Pull out all lines from the listing below in which the word "document" appears.

__Materials provided__.
-- begin --

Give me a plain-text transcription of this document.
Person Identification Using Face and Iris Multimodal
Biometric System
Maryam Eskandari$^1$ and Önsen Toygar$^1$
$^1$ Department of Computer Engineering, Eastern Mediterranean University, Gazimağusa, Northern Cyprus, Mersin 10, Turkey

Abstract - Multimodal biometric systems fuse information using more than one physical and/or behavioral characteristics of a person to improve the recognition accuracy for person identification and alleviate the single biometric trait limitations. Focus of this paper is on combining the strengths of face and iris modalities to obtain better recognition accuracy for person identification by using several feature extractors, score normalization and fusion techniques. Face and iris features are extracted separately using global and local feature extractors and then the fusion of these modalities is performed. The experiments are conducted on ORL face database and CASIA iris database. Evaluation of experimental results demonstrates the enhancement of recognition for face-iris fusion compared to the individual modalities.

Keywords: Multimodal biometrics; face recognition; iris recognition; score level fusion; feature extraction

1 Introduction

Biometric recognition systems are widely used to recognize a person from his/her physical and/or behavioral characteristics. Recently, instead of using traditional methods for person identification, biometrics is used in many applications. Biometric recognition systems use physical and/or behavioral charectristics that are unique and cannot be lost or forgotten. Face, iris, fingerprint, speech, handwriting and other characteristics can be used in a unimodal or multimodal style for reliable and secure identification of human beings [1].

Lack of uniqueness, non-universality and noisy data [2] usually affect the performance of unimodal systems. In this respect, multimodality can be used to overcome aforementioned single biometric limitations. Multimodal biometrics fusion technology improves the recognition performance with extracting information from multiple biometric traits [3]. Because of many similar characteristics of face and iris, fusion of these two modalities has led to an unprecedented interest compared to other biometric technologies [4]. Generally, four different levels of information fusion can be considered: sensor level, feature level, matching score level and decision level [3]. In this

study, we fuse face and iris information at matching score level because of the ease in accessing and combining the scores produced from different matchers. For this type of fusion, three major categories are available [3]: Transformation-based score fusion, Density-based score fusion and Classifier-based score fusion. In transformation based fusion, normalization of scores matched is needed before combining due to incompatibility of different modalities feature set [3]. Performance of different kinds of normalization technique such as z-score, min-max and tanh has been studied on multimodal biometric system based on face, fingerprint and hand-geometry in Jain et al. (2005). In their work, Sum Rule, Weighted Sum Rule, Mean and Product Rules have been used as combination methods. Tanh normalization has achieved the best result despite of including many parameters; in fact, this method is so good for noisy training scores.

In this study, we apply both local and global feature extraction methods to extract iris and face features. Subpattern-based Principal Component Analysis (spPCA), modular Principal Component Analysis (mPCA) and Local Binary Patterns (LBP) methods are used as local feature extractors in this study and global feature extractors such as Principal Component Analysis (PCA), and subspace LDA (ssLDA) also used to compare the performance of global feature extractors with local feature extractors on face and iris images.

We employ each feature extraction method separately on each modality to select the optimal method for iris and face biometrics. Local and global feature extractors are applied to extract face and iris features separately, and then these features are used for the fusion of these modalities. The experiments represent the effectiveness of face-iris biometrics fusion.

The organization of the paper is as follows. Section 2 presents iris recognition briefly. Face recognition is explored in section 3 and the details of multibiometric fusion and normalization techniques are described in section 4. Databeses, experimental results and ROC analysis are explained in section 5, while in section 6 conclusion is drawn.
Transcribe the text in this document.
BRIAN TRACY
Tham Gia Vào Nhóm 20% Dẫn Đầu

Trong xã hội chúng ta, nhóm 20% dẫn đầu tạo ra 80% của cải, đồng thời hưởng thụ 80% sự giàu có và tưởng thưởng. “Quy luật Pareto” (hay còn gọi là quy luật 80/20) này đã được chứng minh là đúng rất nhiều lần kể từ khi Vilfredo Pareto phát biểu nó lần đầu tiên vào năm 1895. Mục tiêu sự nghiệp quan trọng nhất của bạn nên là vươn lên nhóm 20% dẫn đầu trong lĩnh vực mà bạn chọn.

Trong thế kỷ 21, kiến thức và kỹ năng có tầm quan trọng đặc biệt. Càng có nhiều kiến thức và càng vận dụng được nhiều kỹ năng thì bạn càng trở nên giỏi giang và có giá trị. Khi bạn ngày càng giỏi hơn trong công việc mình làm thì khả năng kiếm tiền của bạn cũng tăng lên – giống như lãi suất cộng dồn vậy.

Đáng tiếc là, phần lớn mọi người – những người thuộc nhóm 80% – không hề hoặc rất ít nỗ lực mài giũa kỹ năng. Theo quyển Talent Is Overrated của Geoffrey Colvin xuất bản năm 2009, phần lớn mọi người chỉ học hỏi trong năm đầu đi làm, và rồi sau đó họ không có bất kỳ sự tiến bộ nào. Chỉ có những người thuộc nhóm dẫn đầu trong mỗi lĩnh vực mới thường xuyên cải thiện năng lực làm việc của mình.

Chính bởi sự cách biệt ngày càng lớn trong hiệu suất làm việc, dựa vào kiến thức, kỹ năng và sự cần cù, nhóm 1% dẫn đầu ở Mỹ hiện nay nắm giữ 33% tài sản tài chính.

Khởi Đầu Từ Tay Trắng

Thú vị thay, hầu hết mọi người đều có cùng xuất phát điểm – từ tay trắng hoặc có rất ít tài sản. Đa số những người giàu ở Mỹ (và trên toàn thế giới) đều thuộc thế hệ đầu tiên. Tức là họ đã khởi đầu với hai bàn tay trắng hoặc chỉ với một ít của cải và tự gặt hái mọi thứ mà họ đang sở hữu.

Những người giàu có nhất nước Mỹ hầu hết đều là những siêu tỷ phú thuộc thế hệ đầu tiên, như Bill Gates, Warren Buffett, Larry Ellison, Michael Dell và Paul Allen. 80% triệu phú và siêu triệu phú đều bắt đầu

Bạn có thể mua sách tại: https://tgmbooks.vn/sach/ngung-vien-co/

-- end --

__The answer__.
Give me a plain-text transcription of this document.
Transcribe the text in this document.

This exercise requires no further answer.